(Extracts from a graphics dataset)

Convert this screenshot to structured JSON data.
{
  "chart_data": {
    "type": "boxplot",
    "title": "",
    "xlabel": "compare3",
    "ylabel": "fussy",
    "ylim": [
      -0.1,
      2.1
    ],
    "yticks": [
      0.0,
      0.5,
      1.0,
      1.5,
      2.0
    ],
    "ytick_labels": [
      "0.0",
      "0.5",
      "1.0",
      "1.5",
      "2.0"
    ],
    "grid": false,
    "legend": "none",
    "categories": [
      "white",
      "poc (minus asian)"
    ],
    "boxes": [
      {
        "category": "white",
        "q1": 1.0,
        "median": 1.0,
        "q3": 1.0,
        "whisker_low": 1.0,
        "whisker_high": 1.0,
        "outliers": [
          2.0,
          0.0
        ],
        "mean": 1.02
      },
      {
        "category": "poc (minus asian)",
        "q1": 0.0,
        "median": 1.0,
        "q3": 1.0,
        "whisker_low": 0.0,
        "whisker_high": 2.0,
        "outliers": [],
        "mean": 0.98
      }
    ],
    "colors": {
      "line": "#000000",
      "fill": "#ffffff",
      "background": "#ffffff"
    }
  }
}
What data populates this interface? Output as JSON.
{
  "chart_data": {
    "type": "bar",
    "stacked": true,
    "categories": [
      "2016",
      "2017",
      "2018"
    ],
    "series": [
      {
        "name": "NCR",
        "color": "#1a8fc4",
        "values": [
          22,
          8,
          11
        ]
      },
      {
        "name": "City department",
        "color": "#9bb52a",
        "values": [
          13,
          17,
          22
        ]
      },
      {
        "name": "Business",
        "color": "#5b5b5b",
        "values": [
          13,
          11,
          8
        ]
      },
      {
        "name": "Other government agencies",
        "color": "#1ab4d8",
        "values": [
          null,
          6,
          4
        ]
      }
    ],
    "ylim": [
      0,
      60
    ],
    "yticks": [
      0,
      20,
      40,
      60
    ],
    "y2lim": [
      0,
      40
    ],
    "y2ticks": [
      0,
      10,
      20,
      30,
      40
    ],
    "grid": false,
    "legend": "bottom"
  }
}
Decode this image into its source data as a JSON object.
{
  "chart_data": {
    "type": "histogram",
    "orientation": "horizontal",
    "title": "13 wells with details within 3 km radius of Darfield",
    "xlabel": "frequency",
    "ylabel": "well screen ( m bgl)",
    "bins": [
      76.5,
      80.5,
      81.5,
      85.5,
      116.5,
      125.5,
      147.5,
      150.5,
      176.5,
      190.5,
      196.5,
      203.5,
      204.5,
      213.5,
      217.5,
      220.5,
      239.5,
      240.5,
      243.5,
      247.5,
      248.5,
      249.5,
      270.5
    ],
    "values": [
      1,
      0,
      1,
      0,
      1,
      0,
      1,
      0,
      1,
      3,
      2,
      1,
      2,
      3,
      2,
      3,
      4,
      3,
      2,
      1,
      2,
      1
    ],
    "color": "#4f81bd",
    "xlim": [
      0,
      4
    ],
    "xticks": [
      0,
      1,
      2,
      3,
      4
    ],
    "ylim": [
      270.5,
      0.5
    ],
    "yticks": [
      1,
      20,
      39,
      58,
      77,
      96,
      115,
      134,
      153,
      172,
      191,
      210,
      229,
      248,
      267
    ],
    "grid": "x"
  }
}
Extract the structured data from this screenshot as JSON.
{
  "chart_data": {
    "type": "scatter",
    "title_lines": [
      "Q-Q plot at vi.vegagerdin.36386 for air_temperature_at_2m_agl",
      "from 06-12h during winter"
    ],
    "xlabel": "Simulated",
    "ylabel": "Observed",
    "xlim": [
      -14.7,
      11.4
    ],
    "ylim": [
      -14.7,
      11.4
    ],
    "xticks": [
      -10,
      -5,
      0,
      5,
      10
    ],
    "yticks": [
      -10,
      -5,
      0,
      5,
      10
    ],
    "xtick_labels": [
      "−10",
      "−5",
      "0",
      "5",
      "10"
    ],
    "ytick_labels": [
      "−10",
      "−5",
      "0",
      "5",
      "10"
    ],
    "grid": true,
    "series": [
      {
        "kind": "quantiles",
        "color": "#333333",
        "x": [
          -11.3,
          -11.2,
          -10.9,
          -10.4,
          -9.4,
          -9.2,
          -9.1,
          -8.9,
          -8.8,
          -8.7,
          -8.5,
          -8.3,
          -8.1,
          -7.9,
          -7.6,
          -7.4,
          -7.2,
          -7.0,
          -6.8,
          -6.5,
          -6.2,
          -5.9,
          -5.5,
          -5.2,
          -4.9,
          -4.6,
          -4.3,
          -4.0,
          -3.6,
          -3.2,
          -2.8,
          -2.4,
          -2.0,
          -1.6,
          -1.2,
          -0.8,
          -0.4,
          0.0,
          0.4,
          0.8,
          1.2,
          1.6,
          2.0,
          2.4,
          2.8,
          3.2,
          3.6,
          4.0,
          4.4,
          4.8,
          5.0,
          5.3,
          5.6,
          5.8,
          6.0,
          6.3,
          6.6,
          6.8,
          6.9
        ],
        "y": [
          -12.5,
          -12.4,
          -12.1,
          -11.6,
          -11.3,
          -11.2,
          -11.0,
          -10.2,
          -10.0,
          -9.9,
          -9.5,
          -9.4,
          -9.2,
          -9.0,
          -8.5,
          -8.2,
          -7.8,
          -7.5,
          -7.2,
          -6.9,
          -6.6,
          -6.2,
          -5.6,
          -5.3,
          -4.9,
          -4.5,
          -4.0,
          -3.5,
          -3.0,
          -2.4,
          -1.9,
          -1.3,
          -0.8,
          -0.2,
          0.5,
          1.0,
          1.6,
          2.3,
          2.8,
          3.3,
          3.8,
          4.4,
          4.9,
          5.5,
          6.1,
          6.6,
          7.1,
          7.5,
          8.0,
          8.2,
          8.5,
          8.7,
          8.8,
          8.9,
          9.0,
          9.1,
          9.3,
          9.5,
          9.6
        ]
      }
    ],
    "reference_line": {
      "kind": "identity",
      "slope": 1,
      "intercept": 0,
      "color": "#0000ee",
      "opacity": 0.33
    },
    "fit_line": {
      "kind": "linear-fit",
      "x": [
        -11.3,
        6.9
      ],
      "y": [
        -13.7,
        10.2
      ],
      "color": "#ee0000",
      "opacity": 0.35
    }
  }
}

### [WHAT YOU WILL DO]
Produce an exact copy of every entry above.

### [FINAL RESULT]
Convert this screenshot to structured JSON data.
{
  "chart_data": {
    "type": "boxplot",
    "title": "",
    "xlabel": "compare3",
    "ylabel": "fussy",
    "ylim": [
      -0.1,
      2.1
    ],
    "yticks": [
      0.0,
      0.5,
      1.0,
      1.5,
      2.0
    ],
    "ytick_labels": [
      "0.0",
      "0.5",
      "1.0",
      "1.5",
      "2.0"
    ],
    "grid": false,
    "legend": "none",
    "categories": [
      "white",
      "poc (minus asian)"
    ],
    "boxes": [
      {
        "category": "white",
        "q1": 1.0,
        "median": 1.0,
        "q3": 1.0,
        "whisker_low": 1.0,
        "whisker_high": 1.0,
        "outliers": [
          2.0,
          0.0
        ],
        "mean": 1.02
      },
      {
        "category": "poc (minus asian)",
        "q1": 0.0,
        "median": 1.0,
        "q3": 1.0,
        "whisker_low": 0.0,
        "whisker_high": 2.0,
        "outliers": [],
        "mean": 0.98
      }
    ],
    "colors": {
      "line": "#000000",
      "fill": "#ffffff",
      "background": "#ffffff"
    }
  }
}
What data populates this interface? Output as JSON.
{
  "chart_data": {
    "type": "bar",
    "stacked": true,
    "categories": [
      "2016",
      "2017",
      "2018"
    ],
    "series": [
      {
        "name": "NCR",
        "color": "#1a8fc4",
        "values": [
          22,
          8,
          11
        ]
      },
      {
        "name": "City department",
        "color": "#9bb52a",
        "values": [
          13,
          17,
          22
        ]
      },
      {
        "name": "Business",
        "color": "#5b5b5b",
        "values": [
          13,
          11,
          8
        ]
      },
      {
        "name": "Other government agencies",
        "color": "#1ab4d8",
        "values": [
          null,
          6,
          4
        ]
      }
    ],
    "ylim": [
      0,
      60
    ],
    "yticks": [
      0,
      20,
      40,
      60
    ],
    "y2lim": [
      0,
      40
    ],
    "y2ticks": [
      0,
      10,
      20,
      30,
      40
    ],
    "grid": false,
    "legend": "bottom"
  }
}
Decode this image into its source data as a JSON object.
{
  "chart_data": {
    "type": "histogram",
    "orientation": "horizontal",
    "title": "13 wells with details within 3 km radius of Darfield",
    "xlabel": "frequency",
    "ylabel": "well screen ( m bgl)",
    "bins": [
      76.5,
      80.5,
      81.5,
      85.5,
      116.5,
      125.5,
      147.5,
      150.5,
      176.5,
      190.5,
      196.5,
      203.5,
      204.5,
      213.5,
      217.5,
      220.5,
      239.5,
      240.5,
      243.5,
      247.5,
      248.5,
      249.5,
      270.5
    ],
    "values": [
      1,
      0,
      1,
      0,
      1,
      0,
      1,
      0,
      1,
      3,
      2,
      1,
      2,
      3,
      2,
      3,
      4,
      3,
      2,
      1,
      2,
      1
    ],
    "color": "#4f81bd",
    "xlim": [
      0,
      4
    ],
    "xticks": [
      0,
      1,
      2,
      3,
      4
    ],
    "ylim": [
      270.5,
      0.5
    ],
    "yticks": [
      1,
      20,
      39,
      58,
      77,
      96,
      115,
      134,
      153,
      172,
      191,
      210,
      229,
      248,
      267
    ],
    "grid": "x"
  }
}
Extract the structured data from this screenshot as JSON.
{
  "chart_data": {
    "type": "scatter",
    "title_lines": [
      "Q-Q plot at vi.vegagerdin.36386 for air_temperature_at_2m_agl",
      "from 06-12h during winter"
    ],
    "xlabel": "Simulated",
    "ylabel": "Observed",
    "xlim": [
      -14.7,
      11.4
    ],
    "ylim": [
      -14.7,
      11.4
    ],
    "xticks": [
      -10,
      -5,
      0,
      5,
      10
    ],
    "yticks": [
      -10,
      -5,
      0,
      5,
      10
    ],
    "xtick_labels": [
      "−10",
      "−5",
      "0",
      "5",
      "10"
    ],
    "ytick_labels": [
      "−10",
      "−5",
      "0",
      "5",
      "10"
    ],
    "grid": true,
    "series": [
      {
        "kind": "quantiles",
        "color": "#333333",
        "x": [
          -11.3,
          -11.2,
          -10.9,
          -10.4,
          -9.4,
          -9.2,
          -9.1,
          -8.9,
          -8.8,
          -8.7,
          -8.5,
          -8.3,
          -8.1,
          -7.9,
          -7.6,
          -7.4,
          -7.2,
          -7.0,
          -6.8,
          -6.5,
          -6.2,
          -5.9,
          -5.5,
          -5.2,
          -4.9,
          -4.6,
          -4.3,
          -4.0,
          -3.6,
          -3.2,
          -2.8,
          -2.4,
          -2.0,
          -1.6,
          -1.2,
          -0.8,
          -0.4,
          0.0,
          0.4,
          0.8,
          1.2,
          1.6,
          2.0,
          2.4,
          2.8,
          3.2,
          3.6,
          4.0,
          4.4,
          4.8,
          5.0,
          5.3,
          5.6,
          5.8,
          6.0,
          6.3,
          6.6,
          6.8,
          6.9
        ],
        "y": [
          -12.5,
          -12.4,
          -12.1,
          -11.6,
          -11.3,
          -11.2,
          -11.0,
          -10.2,
          -10.0,
          -9.9,
          -9.5,
          -9.4,
          -9.2,
          -9.0,
          -8.5,
          -8.2,
          -7.8,
          -7.5,
          -7.2,
          -6.9,
          -6.6,
          -6.2,
          -5.6,
          -5.3,
          -4.9,
          -4.5,
          -4.0,
          -3.5,
          -3.0,
          -2.4,
          -1.9,
          -1.3,
          -0.8,
          -0.2,
          0.5,
          1.0,
          1.6,
          2.3,
          2.8,
          3.3,
          3.8,
          4.4,
          4.9,
          5.5,
          6.1,
          6.6,
          7.1,
          7.5,
          8.0,
          8.2,
          8.5,
          8.7,
          8.8,
          8.9,
          9.0,
          9.1,
          9.3,
          9.5,
          9.6
        ]
      }
    ],
    "reference_line": {
      "kind": "identity",
      "slope": 1,
      "intercept": 0,
      "color": "#0000ee",
      "opacity": 0.33
    },
    "fit_line": {
      "kind": "linear-fit",
      "x": [
        -11.3,
        6.9
      ],
      "y": [
        -13.7,
        10.2
      ],
      "color": "#ee0000",
      "opacity": 0.35
    }
  }
}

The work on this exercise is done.